* TEXT
+ + + +

EY Report: Businesses’ slow crawl on climate action jeopardising global environmental goals
29 Nov, 2024

 

Clemence McNulty, Partner Sustainability and Climate Change at EY Africa Climate Change and Sustainability Services

 

EY is proud to announce the release of the 2024 edition of the EY Climate Action Barometer which underscores the urgent need for businesses to actively engage in climate action.

 

“This latest Barometer throws into sharp relief companies’ lack of readiness to meet the crucial goals of the 2015 Paris Agreement – including targets to limit emissions and temperature increases and to strengthen their ability to adapt to the impacts of climate change,” said Clemence McNulty from EY Africa Climate Change and Sustainability Services.

 

“Only slightly more than two-fifths of companies report they have a transition plan in place to help them mitigate the risks of climate change, and while a little more than a fifth report they do intend to develop one in the future, more than a third do not have any intention of doing so.”

 

Now in its sixth year, the Barometer looks at the extent to which organizations across the globe are reporting – and acting to mitigate – risks posed by climate change. It scrutinises the efforts of more than 1 400 businesses in 51 countries, across 13 business sectors, by looking at their climate disclosures and transition plans and the information they publish based on the 11 recommendations set by the Task Force on Climate-related Financial Disclosures (TCFD), which was established to improve and increase reporting of climate-related financial data.

 

The full report can be found here.

 

Renaming and Focus Shift 

 

The report emphasises the lack of transition planning, offering critical insights into why many companies are falling short of their climate targets or failing to disclose their strategies altogether, despite overwhelming scientific evidence calling for immediate action.

 

“Ambition without action is meaningless at the best of times, but in the face of a global climate emergency, it is perilous. Businesses do seem to be taking small steps to improve their reporting on climate risks, but it’s a slow crawl at a time when they need to sprint. The stakes could not be any higher especially for companies operating in South Africa where the physical impacts of climate change are expected to be significant and companies exporting into certain geographies will face potential carbon prices/ taxes.

+ + + +

Element position data:
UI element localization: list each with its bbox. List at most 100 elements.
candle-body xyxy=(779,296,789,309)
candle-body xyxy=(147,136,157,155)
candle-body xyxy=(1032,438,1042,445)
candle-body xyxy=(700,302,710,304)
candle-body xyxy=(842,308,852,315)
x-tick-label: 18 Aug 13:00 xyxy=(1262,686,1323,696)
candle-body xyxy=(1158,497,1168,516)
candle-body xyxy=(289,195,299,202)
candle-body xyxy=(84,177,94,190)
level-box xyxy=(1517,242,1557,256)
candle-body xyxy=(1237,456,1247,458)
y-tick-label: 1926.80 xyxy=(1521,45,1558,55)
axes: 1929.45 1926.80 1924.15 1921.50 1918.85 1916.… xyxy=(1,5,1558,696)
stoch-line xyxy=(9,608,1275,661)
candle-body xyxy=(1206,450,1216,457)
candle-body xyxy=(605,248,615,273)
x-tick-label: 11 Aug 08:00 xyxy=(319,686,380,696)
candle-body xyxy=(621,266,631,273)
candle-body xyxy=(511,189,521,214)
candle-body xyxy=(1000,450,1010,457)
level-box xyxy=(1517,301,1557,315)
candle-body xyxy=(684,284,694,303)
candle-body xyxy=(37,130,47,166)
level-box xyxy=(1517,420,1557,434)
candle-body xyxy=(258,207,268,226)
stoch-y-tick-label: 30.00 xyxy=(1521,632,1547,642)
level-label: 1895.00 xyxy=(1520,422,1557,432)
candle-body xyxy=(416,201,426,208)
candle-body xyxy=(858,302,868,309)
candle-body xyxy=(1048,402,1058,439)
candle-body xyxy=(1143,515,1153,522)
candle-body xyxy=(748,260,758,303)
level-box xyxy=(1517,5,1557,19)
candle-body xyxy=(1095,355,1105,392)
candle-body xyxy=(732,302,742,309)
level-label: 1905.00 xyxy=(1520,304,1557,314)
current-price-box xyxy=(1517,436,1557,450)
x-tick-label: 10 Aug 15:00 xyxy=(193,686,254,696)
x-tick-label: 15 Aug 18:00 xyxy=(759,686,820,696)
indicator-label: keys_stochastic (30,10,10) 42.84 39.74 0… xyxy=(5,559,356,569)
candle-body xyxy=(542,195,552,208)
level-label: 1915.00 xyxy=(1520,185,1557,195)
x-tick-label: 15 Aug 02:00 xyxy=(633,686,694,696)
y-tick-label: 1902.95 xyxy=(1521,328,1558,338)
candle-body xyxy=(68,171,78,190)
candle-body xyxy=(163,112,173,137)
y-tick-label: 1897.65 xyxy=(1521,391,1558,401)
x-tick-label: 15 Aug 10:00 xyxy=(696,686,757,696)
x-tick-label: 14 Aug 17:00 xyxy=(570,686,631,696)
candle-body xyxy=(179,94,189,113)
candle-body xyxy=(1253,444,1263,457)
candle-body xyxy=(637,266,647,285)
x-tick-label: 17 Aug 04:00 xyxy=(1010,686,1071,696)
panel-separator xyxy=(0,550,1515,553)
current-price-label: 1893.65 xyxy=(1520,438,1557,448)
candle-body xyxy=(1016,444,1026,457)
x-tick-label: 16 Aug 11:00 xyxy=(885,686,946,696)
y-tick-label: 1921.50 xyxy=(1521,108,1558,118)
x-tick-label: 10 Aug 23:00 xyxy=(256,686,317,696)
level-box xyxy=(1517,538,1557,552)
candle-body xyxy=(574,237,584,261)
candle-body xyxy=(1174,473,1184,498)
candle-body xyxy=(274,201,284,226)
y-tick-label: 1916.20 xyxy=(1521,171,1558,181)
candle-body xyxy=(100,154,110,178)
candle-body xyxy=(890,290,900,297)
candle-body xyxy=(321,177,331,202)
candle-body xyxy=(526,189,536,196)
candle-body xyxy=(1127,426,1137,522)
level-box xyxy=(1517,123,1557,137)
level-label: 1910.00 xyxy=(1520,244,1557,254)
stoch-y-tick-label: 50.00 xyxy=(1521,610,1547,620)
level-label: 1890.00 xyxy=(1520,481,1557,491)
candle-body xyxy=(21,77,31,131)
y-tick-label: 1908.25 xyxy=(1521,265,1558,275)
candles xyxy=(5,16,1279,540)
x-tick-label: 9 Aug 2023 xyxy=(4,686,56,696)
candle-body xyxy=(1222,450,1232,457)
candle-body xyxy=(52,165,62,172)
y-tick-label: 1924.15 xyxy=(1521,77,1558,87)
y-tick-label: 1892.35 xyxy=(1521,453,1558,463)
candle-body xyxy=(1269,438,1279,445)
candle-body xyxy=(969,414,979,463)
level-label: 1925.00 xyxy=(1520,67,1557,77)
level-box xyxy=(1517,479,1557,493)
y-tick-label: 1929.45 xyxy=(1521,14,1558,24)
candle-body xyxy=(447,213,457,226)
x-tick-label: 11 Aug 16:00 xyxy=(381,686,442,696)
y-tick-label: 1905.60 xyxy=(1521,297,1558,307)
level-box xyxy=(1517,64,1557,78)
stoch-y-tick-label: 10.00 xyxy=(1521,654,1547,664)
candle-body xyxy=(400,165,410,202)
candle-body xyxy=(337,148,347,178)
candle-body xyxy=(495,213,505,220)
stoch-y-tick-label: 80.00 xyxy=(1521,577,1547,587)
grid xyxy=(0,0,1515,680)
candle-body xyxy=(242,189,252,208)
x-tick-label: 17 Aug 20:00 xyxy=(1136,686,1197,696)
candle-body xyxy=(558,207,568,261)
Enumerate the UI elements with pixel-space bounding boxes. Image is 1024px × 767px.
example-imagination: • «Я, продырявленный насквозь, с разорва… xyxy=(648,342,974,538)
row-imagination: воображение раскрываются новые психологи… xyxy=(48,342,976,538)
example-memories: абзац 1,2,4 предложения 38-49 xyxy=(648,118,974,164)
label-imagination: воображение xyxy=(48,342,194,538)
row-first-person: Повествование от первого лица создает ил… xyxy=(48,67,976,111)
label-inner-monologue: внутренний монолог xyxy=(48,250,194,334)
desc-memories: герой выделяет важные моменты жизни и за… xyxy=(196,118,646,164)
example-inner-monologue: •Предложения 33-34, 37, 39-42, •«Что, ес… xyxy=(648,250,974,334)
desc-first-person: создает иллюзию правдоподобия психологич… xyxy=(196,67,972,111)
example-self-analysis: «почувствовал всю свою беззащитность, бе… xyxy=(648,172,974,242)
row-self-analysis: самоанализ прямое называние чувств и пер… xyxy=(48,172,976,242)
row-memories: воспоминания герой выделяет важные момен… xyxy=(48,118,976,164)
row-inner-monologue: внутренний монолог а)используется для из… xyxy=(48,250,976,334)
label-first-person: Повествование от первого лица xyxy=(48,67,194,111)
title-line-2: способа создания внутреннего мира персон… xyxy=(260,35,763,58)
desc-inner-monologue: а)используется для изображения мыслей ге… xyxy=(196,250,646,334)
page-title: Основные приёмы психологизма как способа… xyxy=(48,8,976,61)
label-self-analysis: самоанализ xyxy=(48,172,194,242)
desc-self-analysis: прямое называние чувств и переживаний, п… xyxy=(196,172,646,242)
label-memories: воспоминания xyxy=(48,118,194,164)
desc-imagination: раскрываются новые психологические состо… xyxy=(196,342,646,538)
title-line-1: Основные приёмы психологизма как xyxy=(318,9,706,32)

+ + + +

* TASKS AND EXERCISES
1. Answer the following questions about the EY Climate Action Barometer announcement above.
(a) On what date was the announcement published?
(b) In which year of its existence is the Barometer now?
(c) How many recommendations set by the Task Force on Climate-related Financial Disclosures does the Barometer use as a basis?
2. Return every line of the records that contains the string "self", with case taken into account.

* ANSWERS FOR THE TASKS
1.
(a) 29 Nov, 2024
(b) Its sixth year
(c) 11

2.
example-self-analysis: «почувствовал всю свою беззащитность, бе… xyxy=(648,172,974,242)
row-self-analysis: самоанализ прямое называние чувств и пер… xyxy=(48,172,976,242)
label-self-analysis: самоанализ xyxy=(48,172,194,242)
desc-self-analysis: прямое называние чувств и переживаний, п… xyxy=(196,172,646,242)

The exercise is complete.